Work through the entries below and report how many lines include "多肽或抗体的组合物". The number alone is the answer.

EXERCISE DATA:
************

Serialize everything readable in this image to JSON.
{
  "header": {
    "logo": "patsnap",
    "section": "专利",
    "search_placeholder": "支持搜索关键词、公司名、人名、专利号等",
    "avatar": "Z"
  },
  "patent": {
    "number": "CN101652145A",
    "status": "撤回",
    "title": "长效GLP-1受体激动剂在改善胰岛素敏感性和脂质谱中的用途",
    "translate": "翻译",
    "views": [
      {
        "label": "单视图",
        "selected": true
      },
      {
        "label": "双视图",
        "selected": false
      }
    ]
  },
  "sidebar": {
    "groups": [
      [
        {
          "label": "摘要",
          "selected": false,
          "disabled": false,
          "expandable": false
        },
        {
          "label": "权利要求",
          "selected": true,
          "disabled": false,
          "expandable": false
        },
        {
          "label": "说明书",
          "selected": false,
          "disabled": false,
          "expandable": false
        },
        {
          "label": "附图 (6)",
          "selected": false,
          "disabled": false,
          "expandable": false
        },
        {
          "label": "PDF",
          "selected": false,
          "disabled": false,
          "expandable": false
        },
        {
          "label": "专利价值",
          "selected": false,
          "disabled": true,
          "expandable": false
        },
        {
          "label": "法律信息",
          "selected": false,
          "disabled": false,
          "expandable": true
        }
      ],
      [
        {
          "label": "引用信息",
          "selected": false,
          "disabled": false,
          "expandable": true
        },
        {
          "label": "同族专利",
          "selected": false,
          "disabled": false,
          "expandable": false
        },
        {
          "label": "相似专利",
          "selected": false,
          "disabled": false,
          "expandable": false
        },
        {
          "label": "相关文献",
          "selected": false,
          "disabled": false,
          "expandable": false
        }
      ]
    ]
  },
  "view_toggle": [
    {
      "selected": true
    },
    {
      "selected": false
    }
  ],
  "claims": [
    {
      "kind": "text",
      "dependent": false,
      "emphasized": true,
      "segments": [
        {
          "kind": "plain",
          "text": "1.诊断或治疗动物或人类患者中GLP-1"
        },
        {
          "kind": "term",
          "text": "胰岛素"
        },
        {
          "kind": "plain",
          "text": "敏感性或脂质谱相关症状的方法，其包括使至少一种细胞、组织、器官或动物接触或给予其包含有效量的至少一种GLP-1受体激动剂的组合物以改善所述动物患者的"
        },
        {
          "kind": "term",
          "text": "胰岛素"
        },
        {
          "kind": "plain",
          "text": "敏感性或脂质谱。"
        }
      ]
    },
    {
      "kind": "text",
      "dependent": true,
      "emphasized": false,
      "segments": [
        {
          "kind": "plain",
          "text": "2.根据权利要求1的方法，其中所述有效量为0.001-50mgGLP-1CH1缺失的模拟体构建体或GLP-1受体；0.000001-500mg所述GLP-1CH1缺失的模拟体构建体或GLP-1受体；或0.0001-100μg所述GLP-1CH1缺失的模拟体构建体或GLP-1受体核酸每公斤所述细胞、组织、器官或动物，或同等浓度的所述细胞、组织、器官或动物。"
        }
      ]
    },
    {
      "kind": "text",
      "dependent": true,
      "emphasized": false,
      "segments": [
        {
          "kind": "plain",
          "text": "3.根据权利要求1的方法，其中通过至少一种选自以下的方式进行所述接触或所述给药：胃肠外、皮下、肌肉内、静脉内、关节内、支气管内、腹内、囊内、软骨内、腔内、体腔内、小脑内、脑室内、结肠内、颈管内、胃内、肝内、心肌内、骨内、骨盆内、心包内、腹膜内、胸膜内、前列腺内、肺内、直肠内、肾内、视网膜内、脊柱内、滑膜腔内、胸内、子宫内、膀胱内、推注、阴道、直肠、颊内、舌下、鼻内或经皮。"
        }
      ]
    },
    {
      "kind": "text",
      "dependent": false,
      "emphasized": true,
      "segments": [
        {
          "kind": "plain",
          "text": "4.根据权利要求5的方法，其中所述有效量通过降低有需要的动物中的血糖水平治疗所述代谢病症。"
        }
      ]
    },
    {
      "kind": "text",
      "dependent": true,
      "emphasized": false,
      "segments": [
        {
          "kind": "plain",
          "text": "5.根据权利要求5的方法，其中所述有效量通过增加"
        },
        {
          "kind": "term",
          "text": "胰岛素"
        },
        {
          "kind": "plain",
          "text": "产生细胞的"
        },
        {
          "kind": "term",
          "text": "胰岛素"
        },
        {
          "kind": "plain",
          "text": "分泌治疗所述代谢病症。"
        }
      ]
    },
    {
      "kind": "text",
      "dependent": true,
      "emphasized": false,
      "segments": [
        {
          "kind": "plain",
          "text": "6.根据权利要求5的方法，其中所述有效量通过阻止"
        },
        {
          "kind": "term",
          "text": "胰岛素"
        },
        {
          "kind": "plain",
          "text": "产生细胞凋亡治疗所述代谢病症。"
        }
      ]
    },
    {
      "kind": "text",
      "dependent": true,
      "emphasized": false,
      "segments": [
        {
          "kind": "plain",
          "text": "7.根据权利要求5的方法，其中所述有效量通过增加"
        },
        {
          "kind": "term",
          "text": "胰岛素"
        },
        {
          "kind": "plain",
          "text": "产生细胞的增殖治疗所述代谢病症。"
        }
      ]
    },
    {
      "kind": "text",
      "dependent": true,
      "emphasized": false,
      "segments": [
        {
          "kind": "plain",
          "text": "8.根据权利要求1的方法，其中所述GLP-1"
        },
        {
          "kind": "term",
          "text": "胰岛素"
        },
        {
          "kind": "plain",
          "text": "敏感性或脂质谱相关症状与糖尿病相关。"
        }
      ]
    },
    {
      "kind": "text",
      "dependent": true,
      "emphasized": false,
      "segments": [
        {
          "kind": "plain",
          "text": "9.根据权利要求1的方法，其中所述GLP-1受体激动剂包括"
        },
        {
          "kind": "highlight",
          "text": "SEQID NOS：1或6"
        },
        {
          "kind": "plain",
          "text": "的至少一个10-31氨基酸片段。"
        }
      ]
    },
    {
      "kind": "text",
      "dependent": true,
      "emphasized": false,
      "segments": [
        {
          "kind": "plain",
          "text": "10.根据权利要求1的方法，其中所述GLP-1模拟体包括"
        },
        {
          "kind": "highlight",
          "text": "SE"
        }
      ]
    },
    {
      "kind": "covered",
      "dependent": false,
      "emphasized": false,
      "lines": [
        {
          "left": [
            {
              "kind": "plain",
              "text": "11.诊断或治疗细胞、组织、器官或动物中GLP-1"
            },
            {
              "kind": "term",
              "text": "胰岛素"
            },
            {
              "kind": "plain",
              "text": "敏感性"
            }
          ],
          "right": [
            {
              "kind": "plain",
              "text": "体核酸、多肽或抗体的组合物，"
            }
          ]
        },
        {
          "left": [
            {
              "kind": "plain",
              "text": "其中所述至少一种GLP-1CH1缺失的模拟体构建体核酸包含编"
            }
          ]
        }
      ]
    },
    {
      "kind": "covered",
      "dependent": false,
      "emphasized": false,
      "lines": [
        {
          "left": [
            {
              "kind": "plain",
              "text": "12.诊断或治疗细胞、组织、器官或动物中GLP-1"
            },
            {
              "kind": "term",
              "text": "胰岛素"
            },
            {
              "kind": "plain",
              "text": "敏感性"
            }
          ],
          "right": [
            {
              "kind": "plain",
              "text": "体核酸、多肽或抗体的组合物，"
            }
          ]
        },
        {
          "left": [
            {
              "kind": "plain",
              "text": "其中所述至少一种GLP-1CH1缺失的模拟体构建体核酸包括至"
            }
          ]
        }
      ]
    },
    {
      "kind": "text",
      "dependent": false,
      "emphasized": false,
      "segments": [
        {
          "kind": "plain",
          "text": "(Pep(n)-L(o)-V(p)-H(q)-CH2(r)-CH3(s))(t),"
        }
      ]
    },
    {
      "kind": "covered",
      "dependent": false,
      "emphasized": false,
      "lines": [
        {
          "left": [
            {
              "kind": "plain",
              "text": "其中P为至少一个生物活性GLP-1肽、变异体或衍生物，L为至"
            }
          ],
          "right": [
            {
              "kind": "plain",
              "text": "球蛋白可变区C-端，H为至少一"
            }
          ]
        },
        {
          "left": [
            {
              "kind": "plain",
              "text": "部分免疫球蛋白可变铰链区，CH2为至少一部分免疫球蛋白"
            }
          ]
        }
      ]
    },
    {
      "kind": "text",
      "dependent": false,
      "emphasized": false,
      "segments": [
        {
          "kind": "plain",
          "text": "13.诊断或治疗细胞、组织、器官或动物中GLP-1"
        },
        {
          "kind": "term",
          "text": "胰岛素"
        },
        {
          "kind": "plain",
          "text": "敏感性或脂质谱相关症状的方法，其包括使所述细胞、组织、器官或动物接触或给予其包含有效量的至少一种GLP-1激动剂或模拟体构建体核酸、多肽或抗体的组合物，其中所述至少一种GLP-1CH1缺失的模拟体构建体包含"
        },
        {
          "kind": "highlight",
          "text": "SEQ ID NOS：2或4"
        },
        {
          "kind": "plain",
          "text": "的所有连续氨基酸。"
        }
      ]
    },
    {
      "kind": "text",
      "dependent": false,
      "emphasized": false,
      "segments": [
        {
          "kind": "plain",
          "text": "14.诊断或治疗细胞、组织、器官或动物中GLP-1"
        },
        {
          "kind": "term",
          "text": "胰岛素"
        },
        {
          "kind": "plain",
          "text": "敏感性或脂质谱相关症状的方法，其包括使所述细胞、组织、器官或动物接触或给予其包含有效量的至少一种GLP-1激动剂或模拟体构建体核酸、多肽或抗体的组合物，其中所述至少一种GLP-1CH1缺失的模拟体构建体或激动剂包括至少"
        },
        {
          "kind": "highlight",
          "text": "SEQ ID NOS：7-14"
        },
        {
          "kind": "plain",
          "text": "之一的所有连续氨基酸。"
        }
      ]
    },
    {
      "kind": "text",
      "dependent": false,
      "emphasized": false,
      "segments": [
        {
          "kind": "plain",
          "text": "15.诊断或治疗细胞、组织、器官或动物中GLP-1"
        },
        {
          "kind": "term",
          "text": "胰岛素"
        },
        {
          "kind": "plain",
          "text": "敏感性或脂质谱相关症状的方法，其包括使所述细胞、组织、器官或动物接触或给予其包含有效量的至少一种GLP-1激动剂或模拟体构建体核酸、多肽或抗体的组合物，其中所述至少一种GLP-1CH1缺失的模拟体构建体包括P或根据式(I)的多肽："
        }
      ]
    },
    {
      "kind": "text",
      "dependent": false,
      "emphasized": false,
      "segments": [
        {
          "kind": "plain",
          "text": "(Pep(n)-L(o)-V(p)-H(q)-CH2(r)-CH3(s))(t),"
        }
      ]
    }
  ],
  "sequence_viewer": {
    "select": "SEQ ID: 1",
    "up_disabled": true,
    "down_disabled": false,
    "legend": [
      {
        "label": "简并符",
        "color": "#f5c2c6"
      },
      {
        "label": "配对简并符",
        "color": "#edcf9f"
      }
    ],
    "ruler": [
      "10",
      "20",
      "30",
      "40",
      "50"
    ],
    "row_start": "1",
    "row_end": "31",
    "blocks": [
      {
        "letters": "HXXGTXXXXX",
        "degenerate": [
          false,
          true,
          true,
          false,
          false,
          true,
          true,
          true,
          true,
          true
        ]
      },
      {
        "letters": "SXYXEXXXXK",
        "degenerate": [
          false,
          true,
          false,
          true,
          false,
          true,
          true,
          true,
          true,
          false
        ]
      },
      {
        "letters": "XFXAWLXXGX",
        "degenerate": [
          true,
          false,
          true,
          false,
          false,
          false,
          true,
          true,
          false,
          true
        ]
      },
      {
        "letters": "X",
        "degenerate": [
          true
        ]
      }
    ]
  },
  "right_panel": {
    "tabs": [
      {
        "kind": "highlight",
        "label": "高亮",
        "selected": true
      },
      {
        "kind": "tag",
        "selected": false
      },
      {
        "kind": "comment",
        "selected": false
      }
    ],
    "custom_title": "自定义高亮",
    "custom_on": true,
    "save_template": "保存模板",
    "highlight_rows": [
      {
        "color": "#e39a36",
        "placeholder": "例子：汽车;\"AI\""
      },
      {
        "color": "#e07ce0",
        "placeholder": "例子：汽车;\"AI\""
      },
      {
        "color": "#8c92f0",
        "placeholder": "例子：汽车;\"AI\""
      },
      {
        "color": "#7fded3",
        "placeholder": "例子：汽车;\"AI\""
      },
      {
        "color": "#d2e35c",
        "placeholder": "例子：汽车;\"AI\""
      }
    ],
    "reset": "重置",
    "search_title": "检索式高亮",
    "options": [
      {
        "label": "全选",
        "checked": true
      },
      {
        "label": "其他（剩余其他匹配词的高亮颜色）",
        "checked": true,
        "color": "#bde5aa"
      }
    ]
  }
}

************

THE REPLY: 5